▸ **Extracts from a graphics dataset**:
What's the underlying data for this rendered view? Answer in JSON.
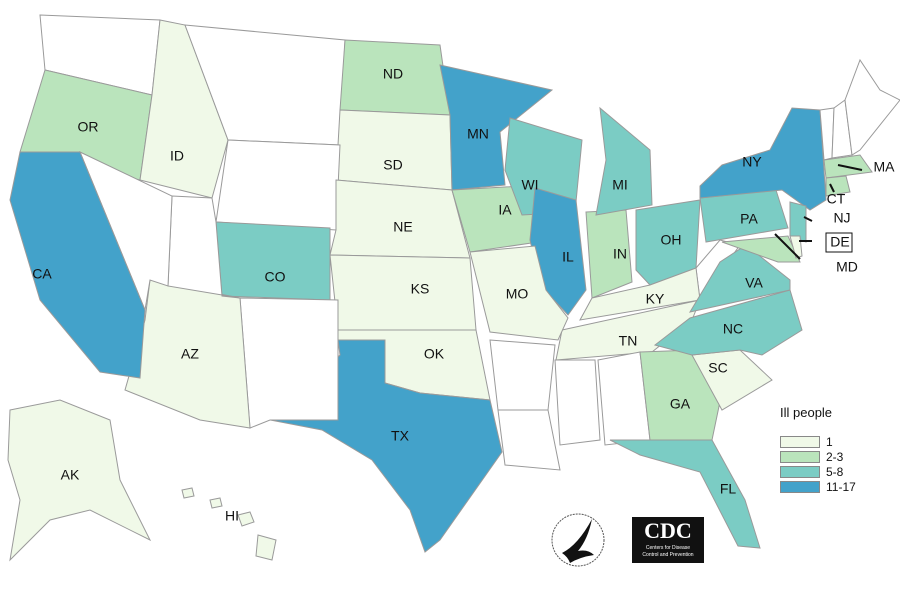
{
  "legend": {
    "title": "Ill people",
    "items": [
      {
        "label": "1",
        "color": "#f0f9e8"
      },
      {
        "label": "2-3",
        "color": "#bae4bc"
      },
      {
        "label": "5-8",
        "color": "#7bccc4"
      },
      {
        "label": "11-17",
        "color": "#43a2ca"
      }
    ]
  },
  "no_cases_color": "#ffffff",
  "states": {
    "WA": null,
    "OR": "2-3",
    "ID": "1",
    "MT": null,
    "ND": "2-3",
    "SD": "1",
    "WY": null,
    "NE": "1",
    "CO": "5-8",
    "KS": "1",
    "OK": "1",
    "TX": "11-17",
    "NM": null,
    "AZ": "1",
    "UT": null,
    "NV": null,
    "CA": "11-17",
    "MN": "11-17",
    "IA": "2-3",
    "WI": "5-8",
    "IL": "11-17",
    "IN": "2-3",
    "MI": "5-8",
    "OH": "5-8",
    "KY": "1",
    "TN": "1",
    "MO": "1",
    "GA": "2-3",
    "FL": "5-8",
    "SC": "1",
    "NC": "5-8",
    "VA": "5-8",
    "PA": "5-8",
    "NY": "11-17",
    "NJ": "5-8",
    "MD": "2-3",
    "DE": "1",
    "CT": "2-3",
    "MA": "2-3",
    "AK": "1",
    "HI": "1"
  },
  "logos": {
    "hhs": "Department of Health & Human Services USA",
    "cdc": "CDC",
    "cdc_sub": "Centers for Disease Control and Prevention"
  }
}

▸ **Exercise aim**: All entries must be written out again exactly as given, with no pictures in the copy.

▸ **Solution**:
What's the underlying data for this rendered view? Answer in JSON.
{
  "legend": {
    "title": "Ill people",
    "items": [
      {
        "label": "1",
        "color": "#f0f9e8"
      },
      {
        "label": "2-3",
        "color": "#bae4bc"
      },
      {
        "label": "5-8",
        "color": "#7bccc4"
      },
      {
        "label": "11-17",
        "color": "#43a2ca"
      }
    ]
  },
  "no_cases_color": "#ffffff",
  "states": {
    "WA": null,
    "OR": "2-3",
    "ID": "1",
    "MT": null,
    "ND": "2-3",
    "SD": "1",
    "WY": null,
    "NE": "1",
    "CO": "5-8",
    "KS": "1",
    "OK": "1",
    "TX": "11-17",
    "NM": null,
    "AZ": "1",
    "UT": null,
    "NV": null,
    "CA": "11-17",
    "MN": "11-17",
    "IA": "2-3",
    "WI": "5-8",
    "IL": "11-17",
    "IN": "2-3",
    "MI": "5-8",
    "OH": "5-8",
    "KY": "1",
    "TN": "1",
    "MO": "1",
    "GA": "2-3",
    "FL": "5-8",
    "SC": "1",
    "NC": "5-8",
    "VA": "5-8",
    "PA": "5-8",
    "NY": "11-17",
    "NJ": "5-8",
    "MD": "2-3",
    "DE": "1",
    "CT": "2-3",
    "MA": "2-3",
    "AK": "1",
    "HI": "1"
  },
  "logos": {
    "hhs": "Department of Health & Human Services USA",
    "cdc": "CDC",
    "cdc_sub": "Centers for Disease Control and Prevention"
  }
}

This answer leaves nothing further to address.